■ EXERCISE PASSAGE:
☆ ☆ ☆ ☆
Hi-Tech Deadbolt Uses Remote Control, Keypad or Key for Entry
If you’ve ever fumbled with keys to get inside your house, Simplicikey has a solution that will end the shopping-bag-between-the-knees contortion and other poses one strikes to try to insert a key while carrying an armload of groceries, a briefcase and purse, or a sleeping child. The Simplicikey electronic deadbolt operates with a remote control keyfob to slide open your deadbolt with the push of a button. The easy-to-use install and use hi-tech lockset also has a dial pad for alphanumeric codes that unlock the deadbolt and a failsafe keyed lock.
Look Ma, No Keys
For parents of young children who are often carrying babes in arms, car seats, a diaper bag and other accoutrement, the Simplicikey remote control deadbolt makes for easy entry without having to rearrange or set down a child or baggage in order to insert a key. Of course you will still have to wrangle a hand free to turn the knob, or send an older child ahead to open the door.
☆ ☆ ☆ ☆
■ Lines from a data source:
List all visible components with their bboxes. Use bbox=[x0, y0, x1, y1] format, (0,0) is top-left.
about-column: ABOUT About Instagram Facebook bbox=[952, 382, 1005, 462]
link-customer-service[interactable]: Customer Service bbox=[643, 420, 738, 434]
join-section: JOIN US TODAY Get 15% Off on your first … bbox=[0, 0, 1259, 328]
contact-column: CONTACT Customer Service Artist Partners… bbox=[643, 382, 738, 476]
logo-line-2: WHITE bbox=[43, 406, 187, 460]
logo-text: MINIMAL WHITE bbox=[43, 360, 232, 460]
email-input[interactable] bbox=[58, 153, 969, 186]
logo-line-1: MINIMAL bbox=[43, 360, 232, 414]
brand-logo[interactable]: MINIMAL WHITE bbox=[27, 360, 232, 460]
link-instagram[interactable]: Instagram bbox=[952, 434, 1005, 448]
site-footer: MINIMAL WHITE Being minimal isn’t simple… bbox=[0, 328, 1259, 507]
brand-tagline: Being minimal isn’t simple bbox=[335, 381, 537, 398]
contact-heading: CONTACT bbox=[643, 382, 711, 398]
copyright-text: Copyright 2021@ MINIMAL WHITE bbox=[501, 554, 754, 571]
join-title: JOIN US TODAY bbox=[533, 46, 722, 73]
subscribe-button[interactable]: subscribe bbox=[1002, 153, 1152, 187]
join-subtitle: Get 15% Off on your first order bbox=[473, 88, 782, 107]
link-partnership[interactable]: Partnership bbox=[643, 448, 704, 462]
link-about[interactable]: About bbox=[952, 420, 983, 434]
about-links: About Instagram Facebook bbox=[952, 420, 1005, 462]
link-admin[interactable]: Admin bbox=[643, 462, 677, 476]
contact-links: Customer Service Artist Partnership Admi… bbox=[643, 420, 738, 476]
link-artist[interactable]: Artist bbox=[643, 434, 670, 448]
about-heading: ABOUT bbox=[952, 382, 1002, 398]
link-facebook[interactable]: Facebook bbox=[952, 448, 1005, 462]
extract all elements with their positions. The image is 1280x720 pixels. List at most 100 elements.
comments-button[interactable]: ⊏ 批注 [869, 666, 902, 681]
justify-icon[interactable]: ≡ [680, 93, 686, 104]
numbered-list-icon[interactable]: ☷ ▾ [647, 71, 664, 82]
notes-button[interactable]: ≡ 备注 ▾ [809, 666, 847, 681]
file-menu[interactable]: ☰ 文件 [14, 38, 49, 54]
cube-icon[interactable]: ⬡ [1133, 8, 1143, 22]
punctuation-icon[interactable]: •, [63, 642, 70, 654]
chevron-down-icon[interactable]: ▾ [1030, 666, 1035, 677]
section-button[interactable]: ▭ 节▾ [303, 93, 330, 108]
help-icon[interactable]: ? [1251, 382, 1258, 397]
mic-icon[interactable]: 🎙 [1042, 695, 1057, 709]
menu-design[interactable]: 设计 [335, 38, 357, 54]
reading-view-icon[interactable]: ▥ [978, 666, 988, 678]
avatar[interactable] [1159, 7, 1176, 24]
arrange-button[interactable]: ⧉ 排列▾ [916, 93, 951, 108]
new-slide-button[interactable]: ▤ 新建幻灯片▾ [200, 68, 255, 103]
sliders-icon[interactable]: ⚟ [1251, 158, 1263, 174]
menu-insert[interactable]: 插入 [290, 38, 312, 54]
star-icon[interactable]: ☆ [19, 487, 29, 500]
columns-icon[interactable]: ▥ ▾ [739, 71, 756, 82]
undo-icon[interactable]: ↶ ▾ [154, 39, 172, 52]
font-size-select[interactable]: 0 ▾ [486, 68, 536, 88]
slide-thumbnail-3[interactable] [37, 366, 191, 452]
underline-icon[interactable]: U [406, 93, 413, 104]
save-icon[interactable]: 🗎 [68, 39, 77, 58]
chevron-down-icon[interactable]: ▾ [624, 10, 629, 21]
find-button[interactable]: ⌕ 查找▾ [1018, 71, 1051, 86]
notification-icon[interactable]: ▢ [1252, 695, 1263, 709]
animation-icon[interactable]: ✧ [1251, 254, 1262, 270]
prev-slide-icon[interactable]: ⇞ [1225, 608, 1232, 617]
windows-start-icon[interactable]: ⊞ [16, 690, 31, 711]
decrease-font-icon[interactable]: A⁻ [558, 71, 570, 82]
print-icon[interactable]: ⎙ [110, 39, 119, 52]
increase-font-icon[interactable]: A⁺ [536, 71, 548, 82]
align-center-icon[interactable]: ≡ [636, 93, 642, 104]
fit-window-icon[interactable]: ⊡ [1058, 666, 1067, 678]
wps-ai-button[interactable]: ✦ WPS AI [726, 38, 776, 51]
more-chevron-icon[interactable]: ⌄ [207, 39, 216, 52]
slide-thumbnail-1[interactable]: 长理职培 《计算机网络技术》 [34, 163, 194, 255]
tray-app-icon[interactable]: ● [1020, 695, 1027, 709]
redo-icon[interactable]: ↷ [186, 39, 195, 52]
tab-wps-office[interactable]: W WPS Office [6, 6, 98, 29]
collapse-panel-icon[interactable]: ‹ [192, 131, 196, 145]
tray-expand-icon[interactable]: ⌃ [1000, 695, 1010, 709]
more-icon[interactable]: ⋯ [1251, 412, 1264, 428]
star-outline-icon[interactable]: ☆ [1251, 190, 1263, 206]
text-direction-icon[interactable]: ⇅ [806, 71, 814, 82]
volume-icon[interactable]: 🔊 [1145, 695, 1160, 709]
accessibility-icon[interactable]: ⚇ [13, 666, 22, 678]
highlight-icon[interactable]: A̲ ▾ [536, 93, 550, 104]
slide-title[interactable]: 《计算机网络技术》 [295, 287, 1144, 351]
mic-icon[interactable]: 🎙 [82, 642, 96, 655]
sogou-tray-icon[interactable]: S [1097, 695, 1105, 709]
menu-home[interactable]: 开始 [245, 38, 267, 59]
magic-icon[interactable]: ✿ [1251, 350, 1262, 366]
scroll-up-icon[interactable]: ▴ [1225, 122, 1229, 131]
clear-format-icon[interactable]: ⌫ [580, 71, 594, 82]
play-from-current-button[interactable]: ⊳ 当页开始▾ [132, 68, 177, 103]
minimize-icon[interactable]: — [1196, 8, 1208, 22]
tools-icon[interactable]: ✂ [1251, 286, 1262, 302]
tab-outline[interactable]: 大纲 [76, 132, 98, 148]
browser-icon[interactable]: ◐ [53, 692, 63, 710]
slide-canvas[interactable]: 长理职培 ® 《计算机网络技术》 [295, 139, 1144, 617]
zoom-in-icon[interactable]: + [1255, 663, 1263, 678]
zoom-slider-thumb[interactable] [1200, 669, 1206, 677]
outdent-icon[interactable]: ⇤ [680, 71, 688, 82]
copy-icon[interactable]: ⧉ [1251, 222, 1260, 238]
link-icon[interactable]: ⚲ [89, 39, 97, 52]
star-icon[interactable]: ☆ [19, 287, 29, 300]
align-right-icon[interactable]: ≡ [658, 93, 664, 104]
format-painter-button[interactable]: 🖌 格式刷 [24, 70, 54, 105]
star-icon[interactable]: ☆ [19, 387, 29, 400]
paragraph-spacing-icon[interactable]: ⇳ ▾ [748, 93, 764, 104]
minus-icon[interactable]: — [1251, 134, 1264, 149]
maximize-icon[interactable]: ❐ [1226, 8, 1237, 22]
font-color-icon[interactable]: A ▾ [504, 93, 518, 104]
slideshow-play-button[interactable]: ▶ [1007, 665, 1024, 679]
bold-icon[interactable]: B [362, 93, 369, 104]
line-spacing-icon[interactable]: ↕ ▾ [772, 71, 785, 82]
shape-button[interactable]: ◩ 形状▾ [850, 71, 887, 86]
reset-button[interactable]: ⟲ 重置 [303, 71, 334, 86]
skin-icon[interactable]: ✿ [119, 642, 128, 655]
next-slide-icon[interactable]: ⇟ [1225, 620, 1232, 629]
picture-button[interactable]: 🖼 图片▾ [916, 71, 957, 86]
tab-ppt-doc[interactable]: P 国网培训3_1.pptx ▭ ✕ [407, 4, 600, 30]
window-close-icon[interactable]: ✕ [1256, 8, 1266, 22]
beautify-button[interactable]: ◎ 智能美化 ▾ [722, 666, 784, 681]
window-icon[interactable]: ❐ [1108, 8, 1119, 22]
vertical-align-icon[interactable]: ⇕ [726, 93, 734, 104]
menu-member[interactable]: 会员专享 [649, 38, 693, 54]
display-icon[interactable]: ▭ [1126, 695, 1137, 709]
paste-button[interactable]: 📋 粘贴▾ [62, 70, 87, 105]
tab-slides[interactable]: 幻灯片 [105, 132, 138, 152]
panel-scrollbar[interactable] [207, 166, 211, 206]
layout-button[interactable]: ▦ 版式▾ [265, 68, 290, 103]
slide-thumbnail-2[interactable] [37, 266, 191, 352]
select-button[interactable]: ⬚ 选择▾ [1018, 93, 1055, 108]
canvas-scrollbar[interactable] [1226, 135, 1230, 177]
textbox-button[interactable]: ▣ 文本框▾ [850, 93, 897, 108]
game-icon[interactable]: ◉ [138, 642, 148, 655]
☆ ☆ ☆ ☆
■ YOUR TASKS:
(1) In the deadbolt article, transcribe the passage starting at "Look Ma, No" and ending at "open the door.".
(2) Besides the remote control keyfob, what two other ways of unlocking the Simplicikey deadbolt does the deadbolt article mention?
(3) Can you take the deadbolt article further, picking up after its last sentence?

■ ANSWERS BELOW:
(1)
Look Ma, No Keys
For parents of young children who are often carrying babes in arms, car seats, a diaper bag and other accoutrement, the Simplicikey remote control deadbolt makes for easy entry without having to rearrange or set down a child or baggage in order to insert a key. Of course you will still have to wrangle a hand free to turn the knob, or send an older child ahead to open the door.

(2) A dial pad for alphanumeric codes and a failsafe keyed lock.

(3)
For households where babysitters, housekeepers, handymen and other contractors need temporary access the home, the Simplicikey allows homeowners to give these workers a custom alphanumeric code to accommodate their visits. Up to 16 codes can be programmed, and codes can be deleted when no longer needed. Codes can similarly be used to eliminate the need to distribute spare keys to in-laws, neighbors and others who might need access to the home, such as in an emergency. The keypad method of entry also eliminates the need to cart along keys when out for a walk or exercise.
Key Me In, Scotty
While the lock appears from the outside to be a traditional lock, it is loaded with tech features. The key pad is backlit so that the numbers and letters can be read in the dark, and when pressed, the buttons on the keypad sound a tone — which can be programmed to a quieter tone if desired. When the lock is opened or closed electronically, a high-intensity blue or red LED bar at the top of the deadbolt illuminates, and the lock mechanism emits a beep to confirm the lock is engaged or unengaged. If the door does not close properly or otherwise the lock does not fully engage, an error tone will sound.
The lockset unit is powered by four (not included) batteries that are concealed in a compartment on the interior casing of the locks.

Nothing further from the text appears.